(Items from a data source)
################

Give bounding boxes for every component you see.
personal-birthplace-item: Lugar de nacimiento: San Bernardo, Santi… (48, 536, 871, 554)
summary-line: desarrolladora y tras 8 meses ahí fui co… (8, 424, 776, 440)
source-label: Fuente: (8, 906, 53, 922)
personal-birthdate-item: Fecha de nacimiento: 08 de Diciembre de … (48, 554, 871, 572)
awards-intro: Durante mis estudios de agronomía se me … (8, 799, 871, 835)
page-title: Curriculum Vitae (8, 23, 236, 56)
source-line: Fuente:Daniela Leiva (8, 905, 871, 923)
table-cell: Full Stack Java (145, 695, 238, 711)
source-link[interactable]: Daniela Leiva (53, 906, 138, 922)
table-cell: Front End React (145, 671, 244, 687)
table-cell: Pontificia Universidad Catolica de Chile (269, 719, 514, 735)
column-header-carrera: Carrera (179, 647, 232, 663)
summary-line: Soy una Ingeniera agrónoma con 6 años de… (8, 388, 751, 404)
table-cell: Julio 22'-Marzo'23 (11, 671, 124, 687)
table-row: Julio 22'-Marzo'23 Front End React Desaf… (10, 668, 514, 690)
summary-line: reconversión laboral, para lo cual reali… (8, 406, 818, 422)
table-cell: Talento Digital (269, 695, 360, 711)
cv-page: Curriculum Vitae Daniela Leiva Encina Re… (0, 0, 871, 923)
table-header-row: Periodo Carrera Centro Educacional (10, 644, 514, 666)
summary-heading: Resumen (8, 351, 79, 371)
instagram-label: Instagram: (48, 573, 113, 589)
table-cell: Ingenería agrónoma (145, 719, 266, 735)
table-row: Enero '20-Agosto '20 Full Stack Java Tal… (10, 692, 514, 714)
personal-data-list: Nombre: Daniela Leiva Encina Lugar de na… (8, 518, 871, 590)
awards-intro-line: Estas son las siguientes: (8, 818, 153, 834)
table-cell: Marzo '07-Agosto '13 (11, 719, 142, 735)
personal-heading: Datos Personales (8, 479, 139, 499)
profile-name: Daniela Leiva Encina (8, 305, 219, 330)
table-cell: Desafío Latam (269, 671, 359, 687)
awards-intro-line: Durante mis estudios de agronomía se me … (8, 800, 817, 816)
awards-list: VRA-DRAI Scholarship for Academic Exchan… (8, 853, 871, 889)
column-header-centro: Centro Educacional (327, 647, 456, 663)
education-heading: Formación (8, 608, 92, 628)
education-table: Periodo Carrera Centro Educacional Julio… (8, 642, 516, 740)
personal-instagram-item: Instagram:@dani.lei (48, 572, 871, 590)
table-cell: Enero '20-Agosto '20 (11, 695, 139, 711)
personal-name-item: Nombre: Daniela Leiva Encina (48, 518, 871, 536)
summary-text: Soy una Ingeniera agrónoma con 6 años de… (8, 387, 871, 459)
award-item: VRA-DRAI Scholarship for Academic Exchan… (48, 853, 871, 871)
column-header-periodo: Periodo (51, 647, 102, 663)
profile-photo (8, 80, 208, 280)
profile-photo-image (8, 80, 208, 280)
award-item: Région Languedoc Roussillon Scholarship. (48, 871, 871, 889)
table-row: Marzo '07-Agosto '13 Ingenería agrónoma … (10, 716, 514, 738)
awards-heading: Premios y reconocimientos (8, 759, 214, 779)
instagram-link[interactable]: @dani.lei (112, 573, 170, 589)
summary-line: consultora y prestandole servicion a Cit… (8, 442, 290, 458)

################

Edit the records above by replacing each "table-cell" with "grid-cell" and reproduce all the lines, keeping everything else unchanged.

Give bounding boxes for every component you see.
personal-birthplace-item: Lugar de nacimiento: San Bernardo, Santi… (48, 536, 871, 554)
summary-line: desarrolladora y tras 8 meses ahí fui co… (8, 424, 776, 440)
source-label: Fuente: (8, 906, 53, 922)
personal-birthdate-item: Fecha de nacimiento: 08 de Diciembre de … (48, 554, 871, 572)
awards-intro: Durante mis estudios de agronomía se me … (8, 799, 871, 835)
page-title: Curriculum Vitae (8, 23, 236, 56)
source-line: Fuente:Daniela Leiva (8, 905, 871, 923)
grid-cell: Full Stack Java (145, 695, 238, 711)
source-link[interactable]: Daniela Leiva (53, 906, 138, 922)
grid-cell: Front End React (145, 671, 244, 687)
grid-cell: Pontificia Universidad Catolica de Chile (269, 719, 514, 735)
column-header-carrera: Carrera (179, 647, 232, 663)
summary-line: Soy una Ingeniera agrónoma con 6 años de… (8, 388, 751, 404)
grid-cell: Julio 22'-Marzo'23 (11, 671, 124, 687)
table-row: Julio 22'-Marzo'23 Front End React Desaf… (10, 668, 514, 690)
summary-line: reconversión laboral, para lo cual reali… (8, 406, 818, 422)
grid-cell: Talento Digital (269, 695, 360, 711)
cv-page: Curriculum Vitae Daniela Leiva Encina Re… (0, 0, 871, 923)
table-header-row: Periodo Carrera Centro Educacional (10, 644, 514, 666)
summary-heading: Resumen (8, 351, 79, 371)
instagram-label: Instagram: (48, 573, 113, 589)
grid-cell: Ingenería agrónoma (145, 719, 266, 735)
table-row: Enero '20-Agosto '20 Full Stack Java Tal… (10, 692, 514, 714)
personal-data-list: Nombre: Daniela Leiva Encina Lugar de na… (8, 518, 871, 590)
awards-intro-line: Estas son las siguientes: (8, 818, 153, 834)
grid-cell: Marzo '07-Agosto '13 (11, 719, 142, 735)
personal-heading: Datos Personales (8, 479, 139, 499)
profile-name: Daniela Leiva Encina (8, 305, 219, 330)
grid-cell: Desafío Latam (269, 671, 359, 687)
awards-intro-line: Durante mis estudios de agronomía se me … (8, 800, 817, 816)
awards-list: VRA-DRAI Scholarship for Academic Exchan… (8, 853, 871, 889)
column-header-centro: Centro Educacional (327, 647, 456, 663)
education-heading: Formación (8, 608, 92, 628)
education-table: Periodo Carrera Centro Educacional Julio… (8, 642, 516, 740)
personal-instagram-item: Instagram:@dani.lei (48, 572, 871, 590)
grid-cell: Enero '20-Agosto '20 (11, 695, 139, 711)
personal-name-item: Nombre: Daniela Leiva Encina (48, 518, 871, 536)
summary-text: Soy una Ingeniera agrónoma con 6 años de… (8, 387, 871, 459)
award-item: VRA-DRAI Scholarship for Academic Exchan… (48, 853, 871, 871)
column-header-periodo: Periodo (51, 647, 102, 663)
profile-photo (8, 80, 208, 280)
profile-photo-image (8, 80, 208, 280)
award-item: Région Languedoc Roussillon Scholarship. (48, 871, 871, 889)
table-row: Marzo '07-Agosto '13 Ingenería agrónoma … (10, 716, 514, 738)
awards-heading: Premios y reconocimientos (8, 759, 214, 779)
instagram-link[interactable]: @dani.lei (112, 573, 170, 589)
summary-line: consultora y prestandole servicion a Cit… (8, 442, 290, 458)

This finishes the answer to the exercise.